* _THE REQUEST_
Return every line of the material below unchanged, character for character.
------ SOURCE RECORDS
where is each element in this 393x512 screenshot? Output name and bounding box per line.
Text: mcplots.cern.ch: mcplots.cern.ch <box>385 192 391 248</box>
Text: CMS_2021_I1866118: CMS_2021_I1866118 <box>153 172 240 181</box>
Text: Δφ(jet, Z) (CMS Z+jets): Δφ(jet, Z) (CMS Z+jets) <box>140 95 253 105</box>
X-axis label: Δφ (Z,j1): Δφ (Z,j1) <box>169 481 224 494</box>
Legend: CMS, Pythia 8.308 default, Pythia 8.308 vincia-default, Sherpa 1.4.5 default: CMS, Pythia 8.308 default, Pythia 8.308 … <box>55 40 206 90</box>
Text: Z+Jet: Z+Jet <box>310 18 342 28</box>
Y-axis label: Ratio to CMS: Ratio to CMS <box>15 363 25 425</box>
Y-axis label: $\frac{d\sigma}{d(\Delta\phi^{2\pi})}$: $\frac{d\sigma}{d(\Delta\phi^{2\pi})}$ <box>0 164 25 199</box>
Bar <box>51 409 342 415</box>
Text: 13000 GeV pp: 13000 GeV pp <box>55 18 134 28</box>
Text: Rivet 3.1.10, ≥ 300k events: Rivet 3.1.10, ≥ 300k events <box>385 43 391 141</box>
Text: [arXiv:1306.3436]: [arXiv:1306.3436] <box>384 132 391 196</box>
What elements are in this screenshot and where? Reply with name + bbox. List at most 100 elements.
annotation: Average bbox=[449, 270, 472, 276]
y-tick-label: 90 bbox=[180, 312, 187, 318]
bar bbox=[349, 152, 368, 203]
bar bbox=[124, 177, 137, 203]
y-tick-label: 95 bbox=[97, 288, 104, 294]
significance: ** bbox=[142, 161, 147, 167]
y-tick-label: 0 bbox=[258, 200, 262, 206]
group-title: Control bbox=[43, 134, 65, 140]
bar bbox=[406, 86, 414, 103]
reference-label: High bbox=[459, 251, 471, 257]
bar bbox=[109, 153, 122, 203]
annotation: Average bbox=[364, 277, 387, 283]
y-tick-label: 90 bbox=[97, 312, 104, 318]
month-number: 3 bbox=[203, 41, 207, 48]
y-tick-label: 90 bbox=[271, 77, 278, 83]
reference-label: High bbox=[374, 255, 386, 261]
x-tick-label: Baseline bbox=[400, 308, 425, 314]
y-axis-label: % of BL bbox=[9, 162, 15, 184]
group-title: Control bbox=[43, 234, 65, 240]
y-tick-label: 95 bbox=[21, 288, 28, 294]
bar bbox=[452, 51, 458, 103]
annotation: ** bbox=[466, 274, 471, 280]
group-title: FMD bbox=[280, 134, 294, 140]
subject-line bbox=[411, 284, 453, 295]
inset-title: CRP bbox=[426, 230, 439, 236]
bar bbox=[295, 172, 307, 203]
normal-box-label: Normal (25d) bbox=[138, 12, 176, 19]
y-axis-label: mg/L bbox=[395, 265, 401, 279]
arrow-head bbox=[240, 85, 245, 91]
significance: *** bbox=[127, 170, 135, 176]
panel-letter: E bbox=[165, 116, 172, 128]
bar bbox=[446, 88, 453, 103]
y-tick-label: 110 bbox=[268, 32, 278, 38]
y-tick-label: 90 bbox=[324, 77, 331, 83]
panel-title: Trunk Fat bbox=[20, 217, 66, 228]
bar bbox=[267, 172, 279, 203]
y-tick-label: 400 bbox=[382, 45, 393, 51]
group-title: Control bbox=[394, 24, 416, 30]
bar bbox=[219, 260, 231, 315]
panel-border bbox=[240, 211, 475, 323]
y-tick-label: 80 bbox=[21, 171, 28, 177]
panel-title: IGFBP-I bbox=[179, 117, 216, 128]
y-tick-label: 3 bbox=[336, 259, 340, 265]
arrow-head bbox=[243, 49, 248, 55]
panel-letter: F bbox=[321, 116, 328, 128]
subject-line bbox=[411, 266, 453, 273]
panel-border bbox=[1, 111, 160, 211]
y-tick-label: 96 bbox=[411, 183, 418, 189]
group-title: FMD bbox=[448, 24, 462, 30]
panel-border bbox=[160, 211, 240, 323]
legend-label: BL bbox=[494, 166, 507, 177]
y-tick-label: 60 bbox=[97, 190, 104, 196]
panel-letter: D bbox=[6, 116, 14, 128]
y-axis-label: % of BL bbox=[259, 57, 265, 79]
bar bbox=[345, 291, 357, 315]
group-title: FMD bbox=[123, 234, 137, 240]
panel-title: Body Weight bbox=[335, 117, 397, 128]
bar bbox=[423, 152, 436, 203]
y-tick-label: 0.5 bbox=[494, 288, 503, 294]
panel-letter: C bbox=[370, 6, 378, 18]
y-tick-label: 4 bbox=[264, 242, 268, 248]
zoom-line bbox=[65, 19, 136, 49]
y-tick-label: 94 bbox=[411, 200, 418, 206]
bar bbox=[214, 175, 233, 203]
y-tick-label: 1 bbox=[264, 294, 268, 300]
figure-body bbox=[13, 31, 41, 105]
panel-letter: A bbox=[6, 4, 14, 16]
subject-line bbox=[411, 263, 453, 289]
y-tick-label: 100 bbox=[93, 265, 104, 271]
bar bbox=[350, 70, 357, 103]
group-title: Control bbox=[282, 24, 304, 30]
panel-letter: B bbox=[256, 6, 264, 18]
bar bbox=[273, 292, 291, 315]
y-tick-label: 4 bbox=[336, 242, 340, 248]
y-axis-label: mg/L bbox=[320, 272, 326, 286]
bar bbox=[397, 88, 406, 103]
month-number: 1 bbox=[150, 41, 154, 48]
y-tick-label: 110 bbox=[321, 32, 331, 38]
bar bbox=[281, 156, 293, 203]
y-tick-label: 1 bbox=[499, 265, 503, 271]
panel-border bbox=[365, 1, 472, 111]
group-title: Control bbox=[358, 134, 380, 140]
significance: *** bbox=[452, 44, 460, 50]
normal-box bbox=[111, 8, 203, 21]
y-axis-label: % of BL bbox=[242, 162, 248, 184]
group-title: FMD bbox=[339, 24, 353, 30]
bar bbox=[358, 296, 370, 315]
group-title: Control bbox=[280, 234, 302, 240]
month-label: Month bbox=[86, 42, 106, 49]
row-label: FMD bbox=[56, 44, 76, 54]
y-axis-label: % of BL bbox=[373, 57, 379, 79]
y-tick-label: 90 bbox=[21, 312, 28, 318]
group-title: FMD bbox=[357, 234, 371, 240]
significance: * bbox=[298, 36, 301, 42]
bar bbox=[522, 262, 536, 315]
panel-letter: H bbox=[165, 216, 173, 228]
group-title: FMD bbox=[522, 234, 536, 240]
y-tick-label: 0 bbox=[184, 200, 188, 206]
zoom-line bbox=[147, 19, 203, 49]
------------
* _SOLUTION TO THE EXERCISE_
where is each element in this 393x512 screenshot? Output name and bounding box per line.
Text: mcplots.cern.ch: mcplots.cern.ch <box>385 192 391 248</box>
Text: CMS_2021_I1866118: CMS_2021_I1866118 <box>153 172 240 181</box>
Text: Δφ(jet, Z) (CMS Z+jets): Δφ(jet, Z) (CMS Z+jets) <box>140 95 253 105</box>
X-axis label: Δφ (Z,j1): Δφ (Z,j1) <box>169 481 224 494</box>
Legend: CMS, Pythia 8.308 default, Pythia 8.308 vincia-default, Sherpa 1.4.5 default: CMS, Pythia 8.308 default, Pythia 8.308 … <box>55 40 206 90</box>
Text: Z+Jet: Z+Jet <box>310 18 342 28</box>
Y-axis label: Ratio to CMS: Ratio to CMS <box>15 363 25 425</box>
Y-axis label: $\frac{d\sigma}{d(\Delta\phi^{2\pi})}$: $\frac{d\sigma}{d(\Delta\phi^{2\pi})}$ <box>0 164 25 199</box>
Bar <box>51 409 342 415</box>
Text: 13000 GeV pp: 13000 GeV pp <box>55 18 134 28</box>
Text: Rivet 3.1.10, ≥ 300k events: Rivet 3.1.10, ≥ 300k events <box>385 43 391 141</box>
Text: [arXiv:1306.3436]: [arXiv:1306.3436] <box>384 132 391 196</box>
What elements are in this screenshot and where? Reply with name + bbox. List at most 100 elements.
annotation: Average bbox=[449, 270, 472, 276]
y-tick-label: 90 bbox=[180, 312, 187, 318]
bar bbox=[349, 152, 368, 203]
bar bbox=[124, 177, 137, 203]
y-tick-label: 95 bbox=[97, 288, 104, 294]
significance: ** bbox=[142, 161, 147, 167]
y-tick-label: 0 bbox=[258, 200, 262, 206]
group-title: Control bbox=[43, 134, 65, 140]
bar bbox=[406, 86, 414, 103]
reference-label: High bbox=[459, 251, 471, 257]
bar bbox=[109, 153, 122, 203]
annotation: Average bbox=[364, 277, 387, 283]
y-tick-label: 90 bbox=[97, 312, 104, 318]
month-number: 3 bbox=[203, 41, 207, 48]
y-tick-label: 90 bbox=[271, 77, 278, 83]
reference-label: High bbox=[374, 255, 386, 261]
x-tick-label: Baseline bbox=[400, 308, 425, 314]
y-axis-label: % of BL bbox=[9, 162, 15, 184]
group-title: Control bbox=[43, 234, 65, 240]
y-tick-label: 95 bbox=[21, 288, 28, 294]
bar bbox=[452, 51, 458, 103]
annotation: ** bbox=[466, 274, 471, 280]
group-title: FMD bbox=[280, 134, 294, 140]
subject-line bbox=[411, 284, 453, 295]
inset-title: CRP bbox=[426, 230, 439, 236]
bar bbox=[295, 172, 307, 203]
normal-box-label: Normal (25d) bbox=[138, 12, 176, 19]
y-axis-label: mg/L bbox=[395, 265, 401, 279]
arrow-head bbox=[240, 85, 245, 91]
significance: *** bbox=[127, 170, 135, 176]
panel-letter: E bbox=[165, 116, 172, 128]
bar bbox=[446, 88, 453, 103]
y-tick-label: 110 bbox=[268, 32, 278, 38]
y-tick-label: 90 bbox=[324, 77, 331, 83]
panel-title: Trunk Fat bbox=[20, 217, 66, 228]
bar bbox=[267, 172, 279, 203]
y-tick-label: 400 bbox=[382, 45, 393, 51]
group-title: Control bbox=[394, 24, 416, 30]
bar bbox=[219, 260, 231, 315]
panel-border bbox=[240, 211, 475, 323]
y-tick-label: 80 bbox=[21, 171, 28, 177]
panel-title: IGFBP-I bbox=[179, 117, 216, 128]
y-tick-label: 3 bbox=[336, 259, 340, 265]
arrow-head bbox=[243, 49, 248, 55]
panel-letter: F bbox=[321, 116, 328, 128]
subject-line bbox=[411, 266, 453, 273]
panel-border bbox=[1, 111, 160, 211]
y-tick-label: 96 bbox=[411, 183, 418, 189]
group-title: FMD bbox=[448, 24, 462, 30]
panel-border bbox=[160, 211, 240, 323]
legend-label: BL bbox=[494, 166, 507, 177]
y-tick-label: 60 bbox=[97, 190, 104, 196]
panel-letter: D bbox=[6, 116, 14, 128]
y-axis-label: % of BL bbox=[259, 57, 265, 79]
bar bbox=[345, 291, 357, 315]
group-title: FMD bbox=[123, 234, 137, 240]
panel-title: Body Weight bbox=[335, 117, 397, 128]
bar bbox=[423, 152, 436, 203]
y-tick-label: 0.5 bbox=[494, 288, 503, 294]
panel-letter: C bbox=[370, 6, 378, 18]
y-tick-label: 4 bbox=[264, 242, 268, 248]
zoom-line bbox=[65, 19, 136, 49]
y-tick-label: 94 bbox=[411, 200, 418, 206]
bar bbox=[214, 175, 233, 203]
y-tick-label: 1 bbox=[264, 294, 268, 300]
figure-body bbox=[13, 31, 41, 105]
panel-letter: A bbox=[6, 4, 14, 16]
subject-line bbox=[411, 263, 453, 289]
y-tick-label: 100 bbox=[93, 265, 104, 271]
bar bbox=[350, 70, 357, 103]
group-title: Control bbox=[282, 24, 304, 30]
panel-letter: B bbox=[256, 6, 264, 18]
bar bbox=[273, 292, 291, 315]
y-tick-label: 4 bbox=[336, 242, 340, 248]
y-axis-label: mg/L bbox=[320, 272, 326, 286]
bar bbox=[397, 88, 406, 103]
month-number: 1 bbox=[150, 41, 154, 48]
y-tick-label: 110 bbox=[321, 32, 331, 38]
bar bbox=[281, 156, 293, 203]
y-tick-label: 1 bbox=[499, 265, 503, 271]
panel-border bbox=[365, 1, 472, 111]
group-title: Control bbox=[358, 134, 380, 140]
significance: *** bbox=[452, 44, 460, 50]
normal-box bbox=[111, 8, 203, 21]
y-axis-label: % of BL bbox=[242, 162, 248, 184]
group-title: FMD bbox=[339, 24, 353, 30]
bar bbox=[358, 296, 370, 315]
group-title: Control bbox=[280, 234, 302, 240]
month-label: Month bbox=[86, 42, 106, 49]
row-label: FMD bbox=[56, 44, 76, 54]
y-axis-label: % of BL bbox=[373, 57, 379, 79]
y-tick-label: 90 bbox=[21, 312, 28, 318]
group-title: FMD bbox=[357, 234, 371, 240]
significance: * bbox=[298, 36, 301, 42]
bar bbox=[522, 262, 536, 315]
panel-letter: H bbox=[165, 216, 173, 228]
group-title: FMD bbox=[522, 234, 536, 240]
y-tick-label: 0 bbox=[184, 200, 188, 206]
zoom-line bbox=[147, 19, 203, 49]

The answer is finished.